* _GOAL_
Below are some records; return each one exactly.

+++ INFORMATION SUPPLIED

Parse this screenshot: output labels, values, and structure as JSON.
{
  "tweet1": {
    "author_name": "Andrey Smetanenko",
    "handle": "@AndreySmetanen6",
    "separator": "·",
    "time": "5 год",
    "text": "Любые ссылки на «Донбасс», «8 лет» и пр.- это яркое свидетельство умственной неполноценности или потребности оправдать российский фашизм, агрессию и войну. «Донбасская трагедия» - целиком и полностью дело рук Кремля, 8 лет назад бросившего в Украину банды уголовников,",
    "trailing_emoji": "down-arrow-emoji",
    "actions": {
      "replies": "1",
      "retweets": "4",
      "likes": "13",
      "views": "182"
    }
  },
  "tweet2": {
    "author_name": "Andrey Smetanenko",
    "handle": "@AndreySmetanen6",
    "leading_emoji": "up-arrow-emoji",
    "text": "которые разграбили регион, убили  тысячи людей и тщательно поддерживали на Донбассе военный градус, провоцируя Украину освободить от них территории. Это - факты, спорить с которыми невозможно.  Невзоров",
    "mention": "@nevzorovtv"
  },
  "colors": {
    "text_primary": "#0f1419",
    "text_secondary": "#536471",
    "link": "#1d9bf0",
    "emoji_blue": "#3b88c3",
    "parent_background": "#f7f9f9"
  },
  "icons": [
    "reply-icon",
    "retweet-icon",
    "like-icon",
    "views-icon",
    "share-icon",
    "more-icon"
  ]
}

++++++

* _TASK ANSWER_
Parse this screenshot: output labels, values, and structure as JSON.
{
  "tweet1": {
    "author_name": "Andrey Smetanenko",
    "handle": "@AndreySmetanen6",
    "separator": "·",
    "time": "5 год",
    "text": "Любые ссылки на «Донбасс», «8 лет» и пр.- это яркое свидетельство умственной неполноценности или потребности оправдать российский фашизм, агрессию и войну. «Донбасская трагедия» - целиком и полностью дело рук Кремля, 8 лет назад бросившего в Украину банды уголовников,",
    "trailing_emoji": "down-arrow-emoji",
    "actions": {
      "replies": "1",
      "retweets": "4",
      "likes": "13",
      "views": "182"
    }
  },
  "tweet2": {
    "author_name": "Andrey Smetanenko",
    "handle": "@AndreySmetanen6",
    "leading_emoji": "up-arrow-emoji",
    "text": "которые разграбили регион, убили  тысячи людей и тщательно поддерживали на Донбассе военный градус, провоцируя Украину освободить от них территории. Это - факты, спорить с которыми невозможно.  Невзоров",
    "mention": "@nevzorovtv"
  },
  "colors": {
    "text_primary": "#0f1419",
    "text_secondary": "#536471",
    "link": "#1d9bf0",
    "emoji_blue": "#3b88c3",
    "parent_background": "#f7f9f9"
  },
  "icons": [
    "reply-icon",
    "retweet-icon",
    "like-icon",
    "views-icon",
    "share-icon",
    "more-icon"
  ]
}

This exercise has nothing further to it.